#### Records shown ####

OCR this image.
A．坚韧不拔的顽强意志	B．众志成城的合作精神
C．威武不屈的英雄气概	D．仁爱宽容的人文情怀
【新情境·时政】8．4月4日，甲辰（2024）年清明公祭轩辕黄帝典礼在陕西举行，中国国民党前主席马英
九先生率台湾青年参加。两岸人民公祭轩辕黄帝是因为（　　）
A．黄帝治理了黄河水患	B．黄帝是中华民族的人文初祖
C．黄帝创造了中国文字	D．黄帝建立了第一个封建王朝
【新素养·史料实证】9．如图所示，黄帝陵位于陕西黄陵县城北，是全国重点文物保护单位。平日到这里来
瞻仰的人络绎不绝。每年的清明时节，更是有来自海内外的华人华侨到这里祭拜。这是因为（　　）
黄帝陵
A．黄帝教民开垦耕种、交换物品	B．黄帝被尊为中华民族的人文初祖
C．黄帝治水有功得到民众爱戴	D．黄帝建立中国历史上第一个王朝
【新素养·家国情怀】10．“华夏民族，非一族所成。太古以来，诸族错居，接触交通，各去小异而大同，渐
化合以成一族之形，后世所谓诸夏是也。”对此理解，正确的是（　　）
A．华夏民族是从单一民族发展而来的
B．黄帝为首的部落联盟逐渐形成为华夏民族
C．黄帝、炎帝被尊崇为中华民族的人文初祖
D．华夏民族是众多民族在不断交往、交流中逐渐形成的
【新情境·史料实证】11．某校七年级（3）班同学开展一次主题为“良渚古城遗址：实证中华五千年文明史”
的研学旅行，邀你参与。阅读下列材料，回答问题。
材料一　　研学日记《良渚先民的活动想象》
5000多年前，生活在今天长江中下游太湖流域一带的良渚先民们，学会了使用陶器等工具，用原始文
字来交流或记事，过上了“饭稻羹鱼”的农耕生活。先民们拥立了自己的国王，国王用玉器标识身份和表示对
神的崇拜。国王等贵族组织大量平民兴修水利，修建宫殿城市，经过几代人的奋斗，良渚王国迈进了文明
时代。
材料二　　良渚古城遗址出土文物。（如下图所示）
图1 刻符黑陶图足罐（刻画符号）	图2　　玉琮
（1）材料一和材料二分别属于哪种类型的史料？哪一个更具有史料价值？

####

[Problem requirements]: The entries above must be returned in full, exactly as shown.

[Result]:
OCR this image.
A．坚韧不拔的顽强意志	B．众志成城的合作精神
C．威武不屈的英雄气概	D．仁爱宽容的人文情怀
【新情境·时政】8．4月4日，甲辰（2024）年清明公祭轩辕黄帝典礼在陕西举行，中国国民党前主席马英
九先生率台湾青年参加。两岸人民公祭轩辕黄帝是因为（　　）
A．黄帝治理了黄河水患	B．黄帝是中华民族的人文初祖
C．黄帝创造了中国文字	D．黄帝建立了第一个封建王朝
【新素养·史料实证】9．如图所示，黄帝陵位于陕西黄陵县城北，是全国重点文物保护单位。平日到这里来
瞻仰的人络绎不绝。每年的清明时节，更是有来自海内外的华人华侨到这里祭拜。这是因为（　　）
黄帝陵
A．黄帝教民开垦耕种、交换物品	B．黄帝被尊为中华民族的人文初祖
C．黄帝治水有功得到民众爱戴	D．黄帝建立中国历史上第一个王朝
【新素养·家国情怀】10．“华夏民族，非一族所成。太古以来，诸族错居，接触交通，各去小异而大同，渐
化合以成一族之形，后世所谓诸夏是也。”对此理解，正确的是（　　）
A．华夏民族是从单一民族发展而来的
B．黄帝为首的部落联盟逐渐形成为华夏民族
C．黄帝、炎帝被尊崇为中华民族的人文初祖
D．华夏民族是众多民族在不断交往、交流中逐渐形成的
【新情境·史料实证】11．某校七年级（3）班同学开展一次主题为“良渚古城遗址：实证中华五千年文明史”
的研学旅行，邀你参与。阅读下列材料，回答问题。
材料一　　研学日记《良渚先民的活动想象》
5000多年前，生活在今天长江中下游太湖流域一带的良渚先民们，学会了使用陶器等工具，用原始文
字来交流或记事，过上了“饭稻羹鱼”的农耕生活。先民们拥立了自己的国王，国王用玉器标识身份和表示对
神的崇拜。国王等贵族组织大量平民兴修水利，修建宫殿城市，经过几代人的奋斗，良渚王国迈进了文明
时代。
材料二　　良渚古城遗址出土文物。（如下图所示）
图1 刻符黑陶图足罐（刻画符号）	图2　　玉琮
（1）材料一和材料二分别属于哪种类型的史料？哪一个更具有史料价值？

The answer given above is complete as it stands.